— BEGIN RECORDS SUPPLIED —
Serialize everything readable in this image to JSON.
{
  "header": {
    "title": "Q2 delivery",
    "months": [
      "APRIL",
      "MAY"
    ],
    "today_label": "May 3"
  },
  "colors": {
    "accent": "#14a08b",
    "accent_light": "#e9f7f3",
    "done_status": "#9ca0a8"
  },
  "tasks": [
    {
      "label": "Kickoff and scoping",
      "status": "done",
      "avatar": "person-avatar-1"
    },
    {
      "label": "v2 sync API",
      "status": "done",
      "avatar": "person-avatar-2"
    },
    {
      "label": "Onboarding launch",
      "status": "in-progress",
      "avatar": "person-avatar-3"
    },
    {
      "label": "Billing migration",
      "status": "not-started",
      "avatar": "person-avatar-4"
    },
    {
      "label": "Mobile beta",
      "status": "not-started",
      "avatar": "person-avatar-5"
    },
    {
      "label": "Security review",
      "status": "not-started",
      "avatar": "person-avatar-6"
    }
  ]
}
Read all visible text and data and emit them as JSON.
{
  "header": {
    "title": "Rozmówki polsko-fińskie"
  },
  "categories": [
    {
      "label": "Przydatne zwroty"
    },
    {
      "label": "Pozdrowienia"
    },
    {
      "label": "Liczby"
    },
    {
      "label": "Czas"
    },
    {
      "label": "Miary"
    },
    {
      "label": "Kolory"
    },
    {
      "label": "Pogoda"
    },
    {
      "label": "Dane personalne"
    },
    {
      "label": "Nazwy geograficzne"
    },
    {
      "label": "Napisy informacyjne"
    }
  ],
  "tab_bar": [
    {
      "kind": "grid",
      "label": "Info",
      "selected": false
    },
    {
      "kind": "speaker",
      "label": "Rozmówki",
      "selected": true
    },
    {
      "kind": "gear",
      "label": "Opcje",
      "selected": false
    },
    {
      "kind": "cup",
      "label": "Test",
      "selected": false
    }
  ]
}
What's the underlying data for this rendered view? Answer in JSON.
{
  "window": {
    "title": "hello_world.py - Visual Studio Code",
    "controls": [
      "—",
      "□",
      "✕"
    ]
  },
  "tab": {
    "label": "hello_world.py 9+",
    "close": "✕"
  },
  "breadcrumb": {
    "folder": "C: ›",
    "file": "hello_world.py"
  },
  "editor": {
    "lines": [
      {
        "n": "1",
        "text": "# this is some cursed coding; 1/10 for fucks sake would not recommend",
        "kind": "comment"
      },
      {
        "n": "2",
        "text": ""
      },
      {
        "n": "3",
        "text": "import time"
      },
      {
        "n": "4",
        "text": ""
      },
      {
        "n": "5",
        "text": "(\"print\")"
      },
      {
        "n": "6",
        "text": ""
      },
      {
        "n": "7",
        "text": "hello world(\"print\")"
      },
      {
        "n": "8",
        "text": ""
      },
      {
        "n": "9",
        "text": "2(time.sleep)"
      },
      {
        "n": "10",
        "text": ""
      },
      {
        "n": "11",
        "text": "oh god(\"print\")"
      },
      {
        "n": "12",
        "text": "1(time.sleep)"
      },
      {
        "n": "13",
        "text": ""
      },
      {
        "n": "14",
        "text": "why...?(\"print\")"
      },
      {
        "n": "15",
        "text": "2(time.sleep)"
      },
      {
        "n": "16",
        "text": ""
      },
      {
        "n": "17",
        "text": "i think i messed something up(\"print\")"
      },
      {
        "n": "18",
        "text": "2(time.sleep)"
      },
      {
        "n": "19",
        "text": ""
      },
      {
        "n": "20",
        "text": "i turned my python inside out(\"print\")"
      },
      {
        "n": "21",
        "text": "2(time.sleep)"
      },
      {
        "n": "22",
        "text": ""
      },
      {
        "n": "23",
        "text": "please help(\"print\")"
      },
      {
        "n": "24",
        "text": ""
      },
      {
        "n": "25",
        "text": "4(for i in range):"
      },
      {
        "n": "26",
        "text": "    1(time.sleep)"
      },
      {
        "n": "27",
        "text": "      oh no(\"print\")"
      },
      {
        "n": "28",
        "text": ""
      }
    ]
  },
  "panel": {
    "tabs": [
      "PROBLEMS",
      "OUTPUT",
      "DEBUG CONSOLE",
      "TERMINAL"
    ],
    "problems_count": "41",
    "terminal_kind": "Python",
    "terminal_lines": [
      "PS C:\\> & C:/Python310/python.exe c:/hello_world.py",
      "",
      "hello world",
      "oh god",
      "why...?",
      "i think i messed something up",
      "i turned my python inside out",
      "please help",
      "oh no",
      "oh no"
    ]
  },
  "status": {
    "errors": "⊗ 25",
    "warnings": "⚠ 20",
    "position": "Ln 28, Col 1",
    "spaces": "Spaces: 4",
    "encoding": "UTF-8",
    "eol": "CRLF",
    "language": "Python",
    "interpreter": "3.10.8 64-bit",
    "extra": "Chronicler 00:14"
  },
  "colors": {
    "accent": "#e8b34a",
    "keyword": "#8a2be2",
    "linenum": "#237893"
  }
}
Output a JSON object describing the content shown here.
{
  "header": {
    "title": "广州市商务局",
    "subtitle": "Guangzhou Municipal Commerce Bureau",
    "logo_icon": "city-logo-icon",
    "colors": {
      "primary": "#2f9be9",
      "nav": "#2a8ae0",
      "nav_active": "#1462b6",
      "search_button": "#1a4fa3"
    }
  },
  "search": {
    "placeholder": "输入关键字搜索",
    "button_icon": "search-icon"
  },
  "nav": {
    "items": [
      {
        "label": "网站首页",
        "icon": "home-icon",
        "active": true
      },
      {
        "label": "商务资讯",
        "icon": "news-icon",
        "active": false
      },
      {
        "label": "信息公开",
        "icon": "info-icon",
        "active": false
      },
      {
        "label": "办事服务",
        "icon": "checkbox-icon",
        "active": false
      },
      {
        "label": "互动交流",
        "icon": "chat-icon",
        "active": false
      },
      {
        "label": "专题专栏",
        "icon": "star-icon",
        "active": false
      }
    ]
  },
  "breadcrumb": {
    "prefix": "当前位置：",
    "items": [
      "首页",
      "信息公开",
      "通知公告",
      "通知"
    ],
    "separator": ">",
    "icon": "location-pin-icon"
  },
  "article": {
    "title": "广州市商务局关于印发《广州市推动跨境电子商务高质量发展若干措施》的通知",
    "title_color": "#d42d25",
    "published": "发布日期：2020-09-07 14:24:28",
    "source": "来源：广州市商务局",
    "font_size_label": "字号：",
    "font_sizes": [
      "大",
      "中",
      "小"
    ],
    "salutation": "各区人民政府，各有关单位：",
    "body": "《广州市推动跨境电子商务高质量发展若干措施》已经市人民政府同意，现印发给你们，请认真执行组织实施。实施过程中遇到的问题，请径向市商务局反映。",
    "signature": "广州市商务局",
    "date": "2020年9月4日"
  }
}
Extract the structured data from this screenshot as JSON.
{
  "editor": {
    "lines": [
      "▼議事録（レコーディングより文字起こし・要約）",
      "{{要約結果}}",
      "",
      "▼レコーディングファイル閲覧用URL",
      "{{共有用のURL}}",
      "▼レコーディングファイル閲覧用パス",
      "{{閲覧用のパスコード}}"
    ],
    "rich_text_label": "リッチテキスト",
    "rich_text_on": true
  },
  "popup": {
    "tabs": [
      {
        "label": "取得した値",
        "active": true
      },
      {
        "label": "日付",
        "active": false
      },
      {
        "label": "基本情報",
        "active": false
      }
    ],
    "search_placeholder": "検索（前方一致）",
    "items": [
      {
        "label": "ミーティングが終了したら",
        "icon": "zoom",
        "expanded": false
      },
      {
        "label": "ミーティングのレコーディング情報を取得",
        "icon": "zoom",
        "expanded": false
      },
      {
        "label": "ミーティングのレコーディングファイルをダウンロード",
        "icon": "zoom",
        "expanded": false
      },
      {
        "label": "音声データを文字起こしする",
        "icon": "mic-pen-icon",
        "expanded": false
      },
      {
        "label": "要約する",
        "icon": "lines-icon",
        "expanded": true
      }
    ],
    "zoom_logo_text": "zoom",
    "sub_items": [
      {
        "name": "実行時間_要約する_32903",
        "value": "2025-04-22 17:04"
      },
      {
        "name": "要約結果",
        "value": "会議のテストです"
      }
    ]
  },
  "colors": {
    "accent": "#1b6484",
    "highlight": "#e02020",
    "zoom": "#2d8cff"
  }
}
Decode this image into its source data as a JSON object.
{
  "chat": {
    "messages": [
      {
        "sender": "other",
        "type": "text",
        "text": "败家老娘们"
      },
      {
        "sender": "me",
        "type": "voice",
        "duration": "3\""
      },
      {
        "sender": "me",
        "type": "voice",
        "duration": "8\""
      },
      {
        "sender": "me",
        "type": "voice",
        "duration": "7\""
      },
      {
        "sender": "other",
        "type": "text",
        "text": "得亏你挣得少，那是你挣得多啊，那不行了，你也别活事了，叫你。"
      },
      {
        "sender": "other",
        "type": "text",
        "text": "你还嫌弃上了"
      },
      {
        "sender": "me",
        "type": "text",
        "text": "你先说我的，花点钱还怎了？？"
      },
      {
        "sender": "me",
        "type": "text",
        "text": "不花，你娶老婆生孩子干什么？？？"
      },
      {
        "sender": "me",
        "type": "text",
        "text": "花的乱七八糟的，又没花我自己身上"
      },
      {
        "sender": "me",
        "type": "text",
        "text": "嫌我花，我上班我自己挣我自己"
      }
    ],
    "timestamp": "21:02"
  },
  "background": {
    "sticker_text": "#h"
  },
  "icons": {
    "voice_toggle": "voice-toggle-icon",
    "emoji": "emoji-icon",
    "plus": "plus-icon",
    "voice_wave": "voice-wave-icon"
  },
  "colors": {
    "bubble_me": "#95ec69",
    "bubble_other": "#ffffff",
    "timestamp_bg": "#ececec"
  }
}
— END RECORDS SUPPLIED —
DIRECTIVE —
Return, from the data, each line that has the word "value" in it.

FINISHED ANSWER —
        "value": "2025-04-22 17:04"
        "value": "会議のテストです"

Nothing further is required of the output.